┌──

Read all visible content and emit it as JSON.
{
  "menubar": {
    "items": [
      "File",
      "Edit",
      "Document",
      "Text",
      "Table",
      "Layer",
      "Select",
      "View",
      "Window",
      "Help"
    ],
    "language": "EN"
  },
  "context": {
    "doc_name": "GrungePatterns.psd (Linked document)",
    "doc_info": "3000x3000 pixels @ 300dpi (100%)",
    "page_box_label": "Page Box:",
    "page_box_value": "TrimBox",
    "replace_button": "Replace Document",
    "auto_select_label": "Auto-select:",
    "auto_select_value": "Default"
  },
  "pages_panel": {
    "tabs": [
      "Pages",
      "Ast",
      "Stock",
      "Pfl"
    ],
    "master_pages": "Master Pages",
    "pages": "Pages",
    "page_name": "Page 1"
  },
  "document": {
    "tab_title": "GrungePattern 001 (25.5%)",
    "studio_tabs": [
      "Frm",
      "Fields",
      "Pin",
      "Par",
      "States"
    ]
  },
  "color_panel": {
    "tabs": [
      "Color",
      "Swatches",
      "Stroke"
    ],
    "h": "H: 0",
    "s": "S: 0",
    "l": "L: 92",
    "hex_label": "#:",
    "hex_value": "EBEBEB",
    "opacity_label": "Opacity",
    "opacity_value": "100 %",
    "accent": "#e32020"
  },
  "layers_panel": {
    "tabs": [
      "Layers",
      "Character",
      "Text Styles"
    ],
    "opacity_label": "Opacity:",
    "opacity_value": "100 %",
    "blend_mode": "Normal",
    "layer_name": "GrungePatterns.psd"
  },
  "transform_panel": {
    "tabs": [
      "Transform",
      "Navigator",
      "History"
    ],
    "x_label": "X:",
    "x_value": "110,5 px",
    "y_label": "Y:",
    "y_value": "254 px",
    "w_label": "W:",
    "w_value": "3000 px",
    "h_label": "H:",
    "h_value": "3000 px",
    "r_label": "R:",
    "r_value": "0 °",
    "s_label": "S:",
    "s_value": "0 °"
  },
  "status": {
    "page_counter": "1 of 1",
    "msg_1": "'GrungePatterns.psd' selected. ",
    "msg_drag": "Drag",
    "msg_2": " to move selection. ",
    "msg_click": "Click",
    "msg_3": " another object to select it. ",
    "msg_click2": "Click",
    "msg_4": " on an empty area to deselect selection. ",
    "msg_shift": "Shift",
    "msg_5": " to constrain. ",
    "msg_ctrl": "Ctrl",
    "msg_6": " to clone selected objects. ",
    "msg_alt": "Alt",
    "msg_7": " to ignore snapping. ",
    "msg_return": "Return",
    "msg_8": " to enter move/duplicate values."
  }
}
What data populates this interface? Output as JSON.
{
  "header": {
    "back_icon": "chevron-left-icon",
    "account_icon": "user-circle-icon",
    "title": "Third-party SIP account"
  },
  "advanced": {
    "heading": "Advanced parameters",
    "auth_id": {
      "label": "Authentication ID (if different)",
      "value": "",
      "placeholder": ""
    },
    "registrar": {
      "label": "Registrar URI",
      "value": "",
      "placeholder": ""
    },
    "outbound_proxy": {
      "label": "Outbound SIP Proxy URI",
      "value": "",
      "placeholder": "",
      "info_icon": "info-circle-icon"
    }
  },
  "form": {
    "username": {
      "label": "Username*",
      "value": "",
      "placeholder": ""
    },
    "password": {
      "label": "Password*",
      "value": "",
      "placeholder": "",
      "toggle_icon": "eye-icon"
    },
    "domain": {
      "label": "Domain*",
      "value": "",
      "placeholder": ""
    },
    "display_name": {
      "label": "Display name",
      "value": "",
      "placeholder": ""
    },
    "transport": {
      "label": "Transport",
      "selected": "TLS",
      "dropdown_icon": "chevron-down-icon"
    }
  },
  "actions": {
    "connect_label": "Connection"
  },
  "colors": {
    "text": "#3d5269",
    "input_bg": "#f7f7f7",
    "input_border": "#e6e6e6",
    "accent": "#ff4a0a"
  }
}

└──

Each line of the material must be restated exactly.

Read all visible content and emit it as JSON.
{
  "menubar": {
    "items": [
      "File",
      "Edit",
      "Document",
      "Text",
      "Table",
      "Layer",
      "Select",
      "View",
      "Window",
      "Help"
    ],
    "language": "EN"
  },
  "context": {
    "doc_name": "GrungePatterns.psd (Linked document)",
    "doc_info": "3000x3000 pixels @ 300dpi (100%)",
    "page_box_label": "Page Box:",
    "page_box_value": "TrimBox",
    "replace_button": "Replace Document",
    "auto_select_label": "Auto-select:",
    "auto_select_value": "Default"
  },
  "pages_panel": {
    "tabs": [
      "Pages",
      "Ast",
      "Stock",
      "Pfl"
    ],
    "master_pages": "Master Pages",
    "pages": "Pages",
    "page_name": "Page 1"
  },
  "document": {
    "tab_title": "GrungePattern 001 (25.5%)",
    "studio_tabs": [
      "Frm",
      "Fields",
      "Pin",
      "Par",
      "States"
    ]
  },
  "color_panel": {
    "tabs": [
      "Color",
      "Swatches",
      "Stroke"
    ],
    "h": "H: 0",
    "s": "S: 0",
    "l": "L: 92",
    "hex_label": "#:",
    "hex_value": "EBEBEB",
    "opacity_label": "Opacity",
    "opacity_value": "100 %",
    "accent": "#e32020"
  },
  "layers_panel": {
    "tabs": [
      "Layers",
      "Character",
      "Text Styles"
    ],
    "opacity_label": "Opacity:",
    "opacity_value": "100 %",
    "blend_mode": "Normal",
    "layer_name": "GrungePatterns.psd"
  },
  "transform_panel": {
    "tabs": [
      "Transform",
      "Navigator",
      "History"
    ],
    "x_label": "X:",
    "x_value": "110,5 px",
    "y_label": "Y:",
    "y_value": "254 px",
    "w_label": "W:",
    "w_value": "3000 px",
    "h_label": "H:",
    "h_value": "3000 px",
    "r_label": "R:",
    "r_value": "0 °",
    "s_label": "S:",
    "s_value": "0 °"
  },
  "status": {
    "page_counter": "1 of 1",
    "msg_1": "'GrungePatterns.psd' selected. ",
    "msg_drag": "Drag",
    "msg_2": " to move selection. ",
    "msg_click": "Click",
    "msg_3": " another object to select it. ",
    "msg_click2": "Click",
    "msg_4": " on an empty area to deselect selection. ",
    "msg_shift": "Shift",
    "msg_5": " to constrain. ",
    "msg_ctrl": "Ctrl",
    "msg_6": " to clone selected objects. ",
    "msg_alt": "Alt",
    "msg_7": " to ignore snapping. ",
    "msg_return": "Return",
    "msg_8": " to enter move/duplicate values."
  }
}
What data populates this interface? Output as JSON.
{
  "header": {
    "back_icon": "chevron-left-icon",
    "account_icon": "user-circle-icon",
    "title": "Third-party SIP account"
  },
  "advanced": {
    "heading": "Advanced parameters",
    "auth_id": {
      "label": "Authentication ID (if different)",
      "value": "",
      "placeholder": ""
    },
    "registrar": {
      "label": "Registrar URI",
      "value": "",
      "placeholder": ""
    },
    "outbound_proxy": {
      "label": "Outbound SIP Proxy URI",
      "value": "",
      "placeholder": "",
      "info_icon": "info-circle-icon"
    }
  },
  "form": {
    "username": {
      "label": "Username*",
      "value": "",
      "placeholder": ""
    },
    "password": {
      "label": "Password*",
      "value": "",
      "placeholder": "",
      "toggle_icon": "eye-icon"
    },
    "domain": {
      "label": "Domain*",
      "value": "",
      "placeholder": ""
    },
    "display_name": {
      "label": "Display name",
      "value": "",
      "placeholder": ""
    },
    "transport": {
      "label": "Transport",
      "selected": "TLS",
      "dropdown_icon": "chevron-down-icon"
    }
  },
  "actions": {
    "connect_label": "Connection"
  },
  "colors": {
    "text": "#3d5269",
    "input_bg": "#f7f7f7",
    "input_border": "#e6e6e6",
    "accent": "#ff4a0a"
  }
}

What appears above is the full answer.